Task instructions>
Determine which lines of the records include the word "self", and copy them.

A run of records
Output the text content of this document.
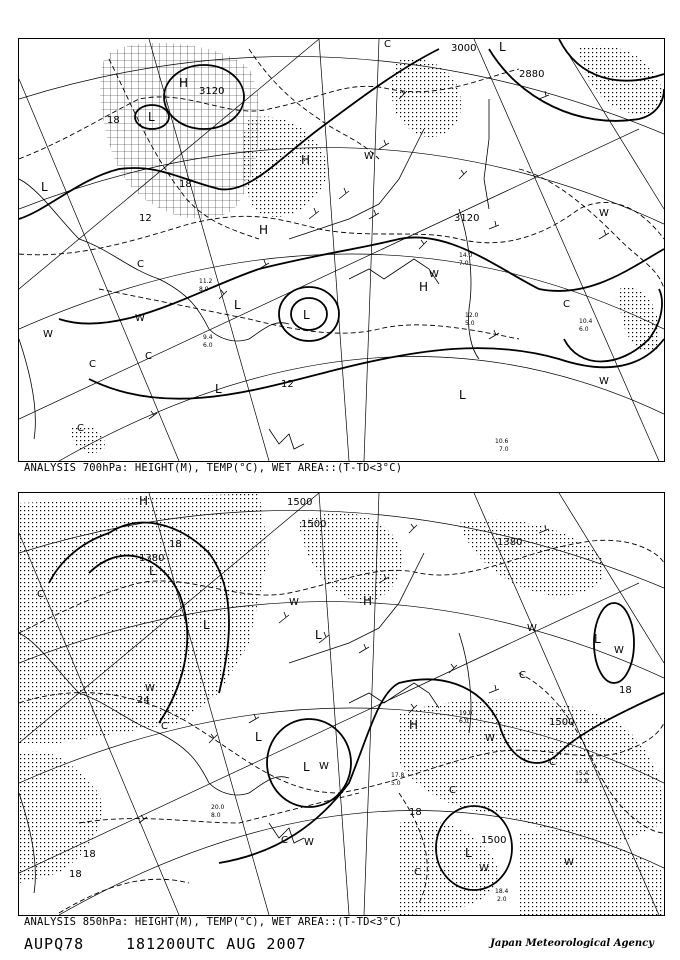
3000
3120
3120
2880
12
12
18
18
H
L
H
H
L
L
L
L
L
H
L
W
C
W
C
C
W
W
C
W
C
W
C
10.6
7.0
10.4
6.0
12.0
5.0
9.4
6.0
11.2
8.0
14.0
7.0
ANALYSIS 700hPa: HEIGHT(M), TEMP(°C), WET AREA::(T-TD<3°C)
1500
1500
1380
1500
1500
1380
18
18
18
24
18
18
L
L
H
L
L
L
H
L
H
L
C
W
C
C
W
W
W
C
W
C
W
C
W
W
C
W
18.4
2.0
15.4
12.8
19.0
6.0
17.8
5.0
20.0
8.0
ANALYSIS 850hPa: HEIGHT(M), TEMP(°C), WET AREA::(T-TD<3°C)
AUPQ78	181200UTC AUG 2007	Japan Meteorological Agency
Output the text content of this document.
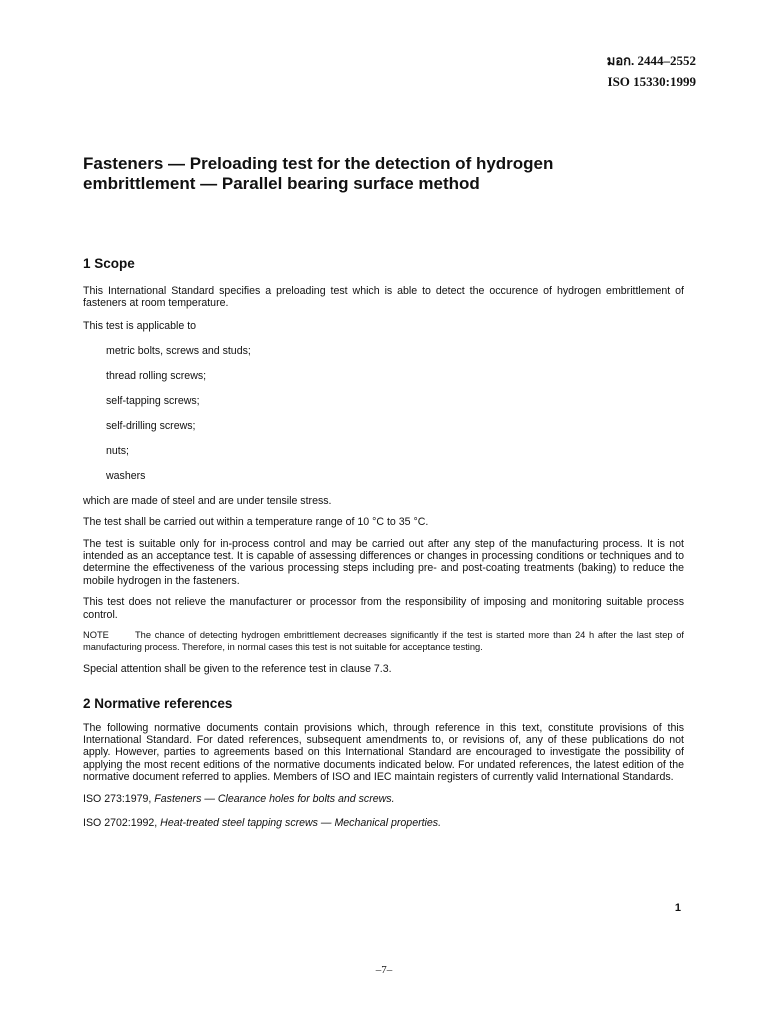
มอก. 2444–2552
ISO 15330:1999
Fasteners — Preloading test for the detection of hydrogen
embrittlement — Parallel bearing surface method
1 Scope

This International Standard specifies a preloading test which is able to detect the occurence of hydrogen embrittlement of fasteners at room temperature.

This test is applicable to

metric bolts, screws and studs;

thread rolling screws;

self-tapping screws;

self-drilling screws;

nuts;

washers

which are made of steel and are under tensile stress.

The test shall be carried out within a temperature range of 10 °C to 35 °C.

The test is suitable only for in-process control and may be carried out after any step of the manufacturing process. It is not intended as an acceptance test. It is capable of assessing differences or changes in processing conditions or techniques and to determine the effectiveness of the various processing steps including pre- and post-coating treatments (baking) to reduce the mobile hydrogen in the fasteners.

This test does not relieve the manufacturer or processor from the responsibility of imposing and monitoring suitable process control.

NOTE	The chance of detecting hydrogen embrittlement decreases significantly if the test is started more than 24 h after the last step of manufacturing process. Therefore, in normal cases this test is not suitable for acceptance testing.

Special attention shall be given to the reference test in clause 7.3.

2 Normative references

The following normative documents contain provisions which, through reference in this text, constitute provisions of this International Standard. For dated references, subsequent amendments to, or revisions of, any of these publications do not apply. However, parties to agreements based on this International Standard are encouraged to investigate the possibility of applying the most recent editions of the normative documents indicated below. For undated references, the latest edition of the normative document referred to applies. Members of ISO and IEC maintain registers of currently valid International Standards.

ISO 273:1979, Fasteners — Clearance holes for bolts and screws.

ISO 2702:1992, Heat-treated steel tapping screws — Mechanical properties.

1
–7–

==

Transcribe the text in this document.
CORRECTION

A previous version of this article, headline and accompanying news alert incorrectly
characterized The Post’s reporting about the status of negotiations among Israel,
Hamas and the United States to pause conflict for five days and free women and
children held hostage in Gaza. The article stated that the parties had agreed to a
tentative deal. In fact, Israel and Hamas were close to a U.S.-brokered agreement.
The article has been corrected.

--

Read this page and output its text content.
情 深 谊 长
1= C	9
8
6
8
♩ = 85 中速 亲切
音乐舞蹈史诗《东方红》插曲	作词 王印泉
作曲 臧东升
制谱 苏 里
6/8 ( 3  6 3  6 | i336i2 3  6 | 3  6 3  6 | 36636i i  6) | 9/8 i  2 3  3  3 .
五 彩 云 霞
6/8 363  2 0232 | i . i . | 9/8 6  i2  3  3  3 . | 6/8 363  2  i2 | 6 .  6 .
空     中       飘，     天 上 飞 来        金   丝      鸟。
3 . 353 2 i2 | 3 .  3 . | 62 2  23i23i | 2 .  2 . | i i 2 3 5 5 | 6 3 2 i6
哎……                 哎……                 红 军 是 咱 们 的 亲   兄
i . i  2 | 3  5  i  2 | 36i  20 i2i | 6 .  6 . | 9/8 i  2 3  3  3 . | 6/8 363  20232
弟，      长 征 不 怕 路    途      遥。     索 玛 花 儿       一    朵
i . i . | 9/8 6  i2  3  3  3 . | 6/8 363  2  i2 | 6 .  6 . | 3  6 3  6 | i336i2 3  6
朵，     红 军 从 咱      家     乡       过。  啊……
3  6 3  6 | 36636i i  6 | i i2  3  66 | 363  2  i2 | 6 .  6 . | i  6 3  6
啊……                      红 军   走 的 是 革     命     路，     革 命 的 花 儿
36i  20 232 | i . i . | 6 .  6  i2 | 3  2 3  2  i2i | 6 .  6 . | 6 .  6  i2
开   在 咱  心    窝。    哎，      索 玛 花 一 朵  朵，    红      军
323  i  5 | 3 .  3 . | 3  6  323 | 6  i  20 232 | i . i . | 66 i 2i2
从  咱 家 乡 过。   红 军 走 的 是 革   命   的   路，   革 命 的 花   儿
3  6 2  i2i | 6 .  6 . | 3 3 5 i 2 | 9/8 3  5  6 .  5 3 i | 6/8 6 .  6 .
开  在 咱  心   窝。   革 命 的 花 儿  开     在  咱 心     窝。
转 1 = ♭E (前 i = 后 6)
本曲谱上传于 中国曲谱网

Written response>
self-tapping screws;
self-drilling screws;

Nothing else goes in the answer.